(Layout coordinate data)
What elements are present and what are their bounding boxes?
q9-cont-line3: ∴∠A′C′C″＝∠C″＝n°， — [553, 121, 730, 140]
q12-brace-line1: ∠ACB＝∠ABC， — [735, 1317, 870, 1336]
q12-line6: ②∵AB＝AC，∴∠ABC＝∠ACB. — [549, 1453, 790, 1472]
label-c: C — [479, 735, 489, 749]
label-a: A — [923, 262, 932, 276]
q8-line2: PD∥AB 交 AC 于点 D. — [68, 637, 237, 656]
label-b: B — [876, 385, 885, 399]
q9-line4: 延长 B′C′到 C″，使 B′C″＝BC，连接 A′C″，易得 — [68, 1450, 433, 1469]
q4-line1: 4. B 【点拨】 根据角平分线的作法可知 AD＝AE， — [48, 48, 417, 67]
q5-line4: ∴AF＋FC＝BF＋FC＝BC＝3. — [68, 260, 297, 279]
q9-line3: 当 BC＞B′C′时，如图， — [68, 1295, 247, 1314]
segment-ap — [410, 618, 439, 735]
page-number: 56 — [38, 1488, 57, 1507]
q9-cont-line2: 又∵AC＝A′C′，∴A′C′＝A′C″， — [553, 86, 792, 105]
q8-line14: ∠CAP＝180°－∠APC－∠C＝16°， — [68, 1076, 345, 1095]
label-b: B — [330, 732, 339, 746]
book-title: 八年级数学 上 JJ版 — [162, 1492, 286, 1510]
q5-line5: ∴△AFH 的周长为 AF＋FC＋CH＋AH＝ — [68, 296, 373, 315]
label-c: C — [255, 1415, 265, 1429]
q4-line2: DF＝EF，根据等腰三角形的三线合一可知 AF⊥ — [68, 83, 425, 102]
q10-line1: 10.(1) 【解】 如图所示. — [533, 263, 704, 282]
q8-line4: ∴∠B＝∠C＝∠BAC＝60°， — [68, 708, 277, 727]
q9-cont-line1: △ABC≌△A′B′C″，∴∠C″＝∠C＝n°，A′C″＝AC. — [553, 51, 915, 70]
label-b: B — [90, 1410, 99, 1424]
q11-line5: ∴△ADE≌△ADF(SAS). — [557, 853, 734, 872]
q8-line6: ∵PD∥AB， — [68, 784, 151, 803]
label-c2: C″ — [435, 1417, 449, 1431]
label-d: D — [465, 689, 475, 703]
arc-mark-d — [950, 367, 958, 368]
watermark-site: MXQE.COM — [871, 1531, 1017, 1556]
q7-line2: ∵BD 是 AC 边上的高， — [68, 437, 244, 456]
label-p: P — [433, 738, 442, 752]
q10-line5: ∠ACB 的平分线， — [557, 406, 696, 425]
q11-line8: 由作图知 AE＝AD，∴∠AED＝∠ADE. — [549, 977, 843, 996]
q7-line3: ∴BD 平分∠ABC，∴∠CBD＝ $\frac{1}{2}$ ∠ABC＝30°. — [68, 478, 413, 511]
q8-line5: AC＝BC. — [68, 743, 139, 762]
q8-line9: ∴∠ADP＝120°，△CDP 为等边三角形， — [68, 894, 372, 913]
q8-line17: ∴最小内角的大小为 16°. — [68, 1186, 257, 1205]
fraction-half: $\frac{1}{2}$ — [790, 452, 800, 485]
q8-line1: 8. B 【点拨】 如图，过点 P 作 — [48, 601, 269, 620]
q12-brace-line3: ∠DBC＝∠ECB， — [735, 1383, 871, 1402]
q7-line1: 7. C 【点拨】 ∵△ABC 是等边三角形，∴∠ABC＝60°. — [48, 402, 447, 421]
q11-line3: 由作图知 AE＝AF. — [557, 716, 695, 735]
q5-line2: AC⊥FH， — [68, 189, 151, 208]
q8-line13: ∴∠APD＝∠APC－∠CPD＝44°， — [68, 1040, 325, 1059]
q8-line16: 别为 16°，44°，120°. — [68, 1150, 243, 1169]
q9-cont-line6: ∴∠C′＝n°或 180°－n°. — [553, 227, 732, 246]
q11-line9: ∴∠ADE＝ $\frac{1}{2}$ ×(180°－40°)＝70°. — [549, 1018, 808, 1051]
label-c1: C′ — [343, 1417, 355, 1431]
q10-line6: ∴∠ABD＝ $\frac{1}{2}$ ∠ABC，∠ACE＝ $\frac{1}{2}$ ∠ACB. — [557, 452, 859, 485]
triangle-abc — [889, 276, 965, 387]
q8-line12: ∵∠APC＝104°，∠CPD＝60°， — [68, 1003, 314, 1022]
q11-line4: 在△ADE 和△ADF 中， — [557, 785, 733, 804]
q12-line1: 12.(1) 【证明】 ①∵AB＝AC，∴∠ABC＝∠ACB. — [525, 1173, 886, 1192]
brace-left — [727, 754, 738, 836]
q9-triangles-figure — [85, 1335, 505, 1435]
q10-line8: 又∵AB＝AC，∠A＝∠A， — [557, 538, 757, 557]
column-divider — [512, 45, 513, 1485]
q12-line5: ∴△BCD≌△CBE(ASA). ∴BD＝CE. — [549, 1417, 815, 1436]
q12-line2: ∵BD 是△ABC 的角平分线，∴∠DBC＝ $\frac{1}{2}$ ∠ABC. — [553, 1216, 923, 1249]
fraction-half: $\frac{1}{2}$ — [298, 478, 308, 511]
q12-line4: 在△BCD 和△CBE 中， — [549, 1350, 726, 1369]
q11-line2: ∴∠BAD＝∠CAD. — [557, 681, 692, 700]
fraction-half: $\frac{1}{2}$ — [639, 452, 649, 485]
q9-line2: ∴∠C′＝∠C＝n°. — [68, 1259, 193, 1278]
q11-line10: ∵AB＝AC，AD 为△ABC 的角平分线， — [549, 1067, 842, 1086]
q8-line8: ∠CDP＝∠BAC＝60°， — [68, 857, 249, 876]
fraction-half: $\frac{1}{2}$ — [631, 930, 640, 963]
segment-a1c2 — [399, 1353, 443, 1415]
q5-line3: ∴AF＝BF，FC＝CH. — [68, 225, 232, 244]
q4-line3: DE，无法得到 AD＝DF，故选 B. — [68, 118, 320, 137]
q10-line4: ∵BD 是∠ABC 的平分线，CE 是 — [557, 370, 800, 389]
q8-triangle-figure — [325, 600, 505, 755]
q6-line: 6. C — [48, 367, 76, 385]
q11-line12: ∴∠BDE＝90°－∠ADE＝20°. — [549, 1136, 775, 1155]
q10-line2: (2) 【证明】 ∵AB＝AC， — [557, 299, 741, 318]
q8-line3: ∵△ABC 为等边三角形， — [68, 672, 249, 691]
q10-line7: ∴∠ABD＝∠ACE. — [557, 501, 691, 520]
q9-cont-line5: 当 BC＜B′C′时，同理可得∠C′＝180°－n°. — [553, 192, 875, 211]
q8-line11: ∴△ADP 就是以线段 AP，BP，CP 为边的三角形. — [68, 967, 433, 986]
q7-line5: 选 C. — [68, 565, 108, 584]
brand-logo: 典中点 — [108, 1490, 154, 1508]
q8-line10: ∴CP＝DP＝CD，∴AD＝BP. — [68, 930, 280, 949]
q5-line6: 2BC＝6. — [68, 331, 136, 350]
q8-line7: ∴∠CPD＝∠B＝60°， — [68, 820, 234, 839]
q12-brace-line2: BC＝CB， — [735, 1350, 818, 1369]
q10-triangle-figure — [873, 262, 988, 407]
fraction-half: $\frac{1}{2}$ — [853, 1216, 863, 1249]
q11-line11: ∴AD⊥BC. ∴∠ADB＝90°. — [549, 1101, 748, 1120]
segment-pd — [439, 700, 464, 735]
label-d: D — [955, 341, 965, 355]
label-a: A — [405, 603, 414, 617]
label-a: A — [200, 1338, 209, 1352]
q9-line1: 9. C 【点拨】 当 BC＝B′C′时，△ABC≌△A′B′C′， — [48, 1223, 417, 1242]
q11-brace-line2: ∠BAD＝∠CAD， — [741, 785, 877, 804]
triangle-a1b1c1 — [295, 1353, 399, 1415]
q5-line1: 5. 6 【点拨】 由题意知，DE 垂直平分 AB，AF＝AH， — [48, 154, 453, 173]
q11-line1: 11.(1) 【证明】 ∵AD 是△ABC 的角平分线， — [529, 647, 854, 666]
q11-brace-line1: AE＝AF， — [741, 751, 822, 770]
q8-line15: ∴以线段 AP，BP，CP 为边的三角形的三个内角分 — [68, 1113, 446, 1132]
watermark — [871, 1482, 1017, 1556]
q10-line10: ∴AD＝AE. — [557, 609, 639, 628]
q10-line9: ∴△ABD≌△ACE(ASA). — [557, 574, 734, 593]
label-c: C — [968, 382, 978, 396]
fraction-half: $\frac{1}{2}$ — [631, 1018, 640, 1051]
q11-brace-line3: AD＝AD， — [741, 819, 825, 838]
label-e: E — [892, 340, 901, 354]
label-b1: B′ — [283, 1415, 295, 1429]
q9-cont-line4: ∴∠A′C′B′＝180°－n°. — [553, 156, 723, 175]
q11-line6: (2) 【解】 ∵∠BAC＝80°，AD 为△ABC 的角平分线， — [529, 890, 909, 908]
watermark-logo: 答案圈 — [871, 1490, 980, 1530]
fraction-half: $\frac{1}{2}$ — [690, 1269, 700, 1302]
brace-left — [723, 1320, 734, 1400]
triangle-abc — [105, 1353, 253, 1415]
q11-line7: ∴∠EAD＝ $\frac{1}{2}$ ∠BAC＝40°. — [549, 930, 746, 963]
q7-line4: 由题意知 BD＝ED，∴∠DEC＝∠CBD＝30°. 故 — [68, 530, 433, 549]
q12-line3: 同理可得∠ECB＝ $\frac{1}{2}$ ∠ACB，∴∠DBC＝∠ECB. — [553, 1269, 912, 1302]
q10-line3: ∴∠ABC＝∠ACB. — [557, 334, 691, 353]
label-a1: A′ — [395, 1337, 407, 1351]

WHAT YOU WILL DO – Could you update the entries from the start up to and including the line with "q4-line1: 4. B" so that "label-c" becomes "point-c" and everything else stays the same?

ANSWER TO THIS EXERCISE –
What elements are present and what are their bounding boxes?
q9-cont-line3: ∴∠A′C′C″＝∠C″＝n°， — [553, 121, 730, 140]
q12-brace-line1: ∠ACB＝∠ABC， — [735, 1317, 870, 1336]
q12-line6: ②∵AB＝AC，∴∠ABC＝∠ACB. — [549, 1453, 790, 1472]
point-c: C — [479, 735, 489, 749]
label-a: A — [923, 262, 932, 276]
q8-line2: PD∥AB 交 AC 于点 D. — [68, 637, 237, 656]
label-b: B — [876, 385, 885, 399]
q9-line4: 延长 B′C′到 C″，使 B′C″＝BC，连接 A′C″，易得 — [68, 1450, 433, 1469]
q4-line1: 4. B 【点拨】 根据角平分线的作法可知 AD＝AE， — [48, 48, 417, 67]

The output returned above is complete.